**Work to be completed**
Your task is to copy the listing exactly, with the pictures left out.

··· Data

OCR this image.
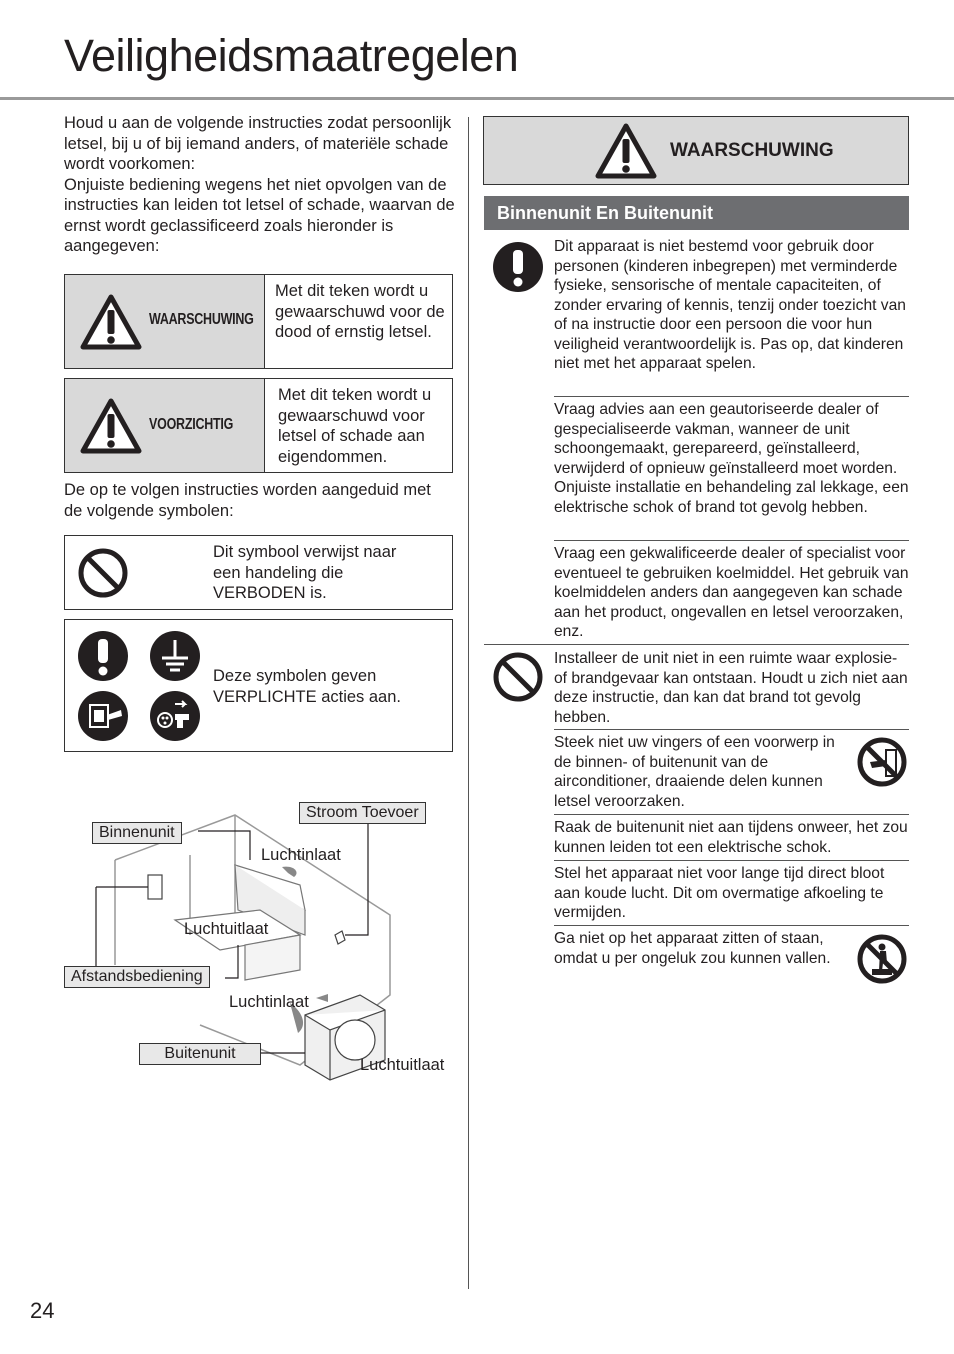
Veiligheidsmaatregelen

Houd u aan de volgende instructies zodat persoonlijk letsel, bij u of bij iemand anders, of materiële schade wordt voorkomen:

Onjuiste bediening wegens het niet opvolgen van de instructies kan leiden tot letsel of schade, waarvan de ernst wordt geclassificeerd zoals hieronder is aangegeven:

WAARSCHUWING
Met dit teken wordt u gewaarschuwd voor de dood of ernstig letsel.
VOORZICHTIG
Met dit teken wordt u gewaarschuwd voor letsel of schade aan eigendommen.
De op te volgen instructies worden aangeduid met de volgende symbolen:
Dit symbool verwijst naar een handeling die VERBODEN is.
Deze symbolen geven VERPLICHTE acties aan.
Binnenunit
Stroom Toevoer
Luchtinlaat
Luchtuitlaat
Afstandsbediening
Luchtinlaat
Buitenunit
Luchtuitlaat
WAARSCHUWING
Binnenunit En Buitenunit
Dit apparaat is niet bestemd voor gebruik door personen (kinderen inbegrepen) met verminderde fysieke, sensorische of mentale capaciteiten, of zonder ervaring of kennis, tenzij onder toezicht van of na instructie door een persoon die voor hun veiligheid verantwoordelijk is. Pas op, dat kinderen niet met het apparaat spelen.
Vraag advies aan een geautoriseerde dealer of gespecialiseerde vakman, wanneer de unit schoongemaakt, gerepareerd, geïnstalleerd, verwijderd of opnieuw geïnstalleerd moet worden. Onjuiste installatie en behandeling zal lekkage, een elektrische schok of brand tot gevolg hebben.
Vraag een gekwalificeerde dealer of specialist voor eventueel te gebruiken koelmiddel. Het gebruik van koelmiddelen anders dan aangegeven kan schade aan het product, ongevallen en letsel veroorzaken, enz.
Installeer de unit niet in een ruimte waar explosie- of brandgevaar kan ontstaan. Houdt u zich niet aan deze instructie, dan kan dat brand tot gevolg hebben.
Steek niet uw vingers of een voorwerp in de binnen- of buitenunit van de airconditioner, draaiende delen kunnen letsel veroorzaken.
Raak de buitenunit niet aan tijdens onweer, het zou kunnen leiden tot een elektrische schok.
Stel het apparaat niet voor lange tijd direct bloot aan koude lucht. Dit om overmatige afkoeling te vermijden.
Ga niet op het apparaat zitten of staan, omdat u per ongeluk zou kunnen vallen.
24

······

**Result of this task**
OCR this image.
Veiligheidsmaatregelen

Houd u aan de volgende instructies zodat persoonlijk letsel, bij u of bij iemand anders, of materiële schade wordt voorkomen:

Onjuiste bediening wegens het niet opvolgen van de instructies kan leiden tot letsel of schade, waarvan de ernst wordt geclassificeerd zoals hieronder is aangegeven:

WAARSCHUWING
Met dit teken wordt u gewaarschuwd voor de dood of ernstig letsel.
VOORZICHTIG
Met dit teken wordt u gewaarschuwd voor letsel of schade aan eigendommen.
De op te volgen instructies worden aangeduid met de volgende symbolen:
Dit symbool verwijst naar een handeling die VERBODEN is.
Deze symbolen geven VERPLICHTE acties aan.
Binnenunit
Stroom Toevoer
Luchtinlaat
Luchtuitlaat
Afstandsbediening
Luchtinlaat
Buitenunit
Luchtuitlaat
WAARSCHUWING
Binnenunit En Buitenunit
Dit apparaat is niet bestemd voor gebruik door personen (kinderen inbegrepen) met verminderde fysieke, sensorische of mentale capaciteiten, of zonder ervaring of kennis, tenzij onder toezicht van of na instructie door een persoon die voor hun veiligheid verantwoordelijk is. Pas op, dat kinderen niet met het apparaat spelen.
Vraag advies aan een geautoriseerde dealer of gespecialiseerde vakman, wanneer de unit schoongemaakt, gerepareerd, geïnstalleerd, verwijderd of opnieuw geïnstalleerd moet worden. Onjuiste installatie en behandeling zal lekkage, een elektrische schok of brand tot gevolg hebben.
Vraag een gekwalificeerde dealer of specialist voor eventueel te gebruiken koelmiddel. Het gebruik van koelmiddelen anders dan aangegeven kan schade aan het product, ongevallen en letsel veroorzaken, enz.
Installeer de unit niet in een ruimte waar explosie- of brandgevaar kan ontstaan. Houdt u zich niet aan deze instructie, dan kan dat brand tot gevolg hebben.
Steek niet uw vingers of een voorwerp in de binnen- of buitenunit van de airconditioner, draaiende delen kunnen letsel veroorzaken.
Raak de buitenunit niet aan tijdens onweer, het zou kunnen leiden tot een elektrische schok.
Stel het apparaat niet voor lange tijd direct bloot aan koude lucht. Dit om overmatige afkoeling te vermijden.
Ga niet op het apparaat zitten of staan, omdat u per ongeluk zou kunnen vallen.
24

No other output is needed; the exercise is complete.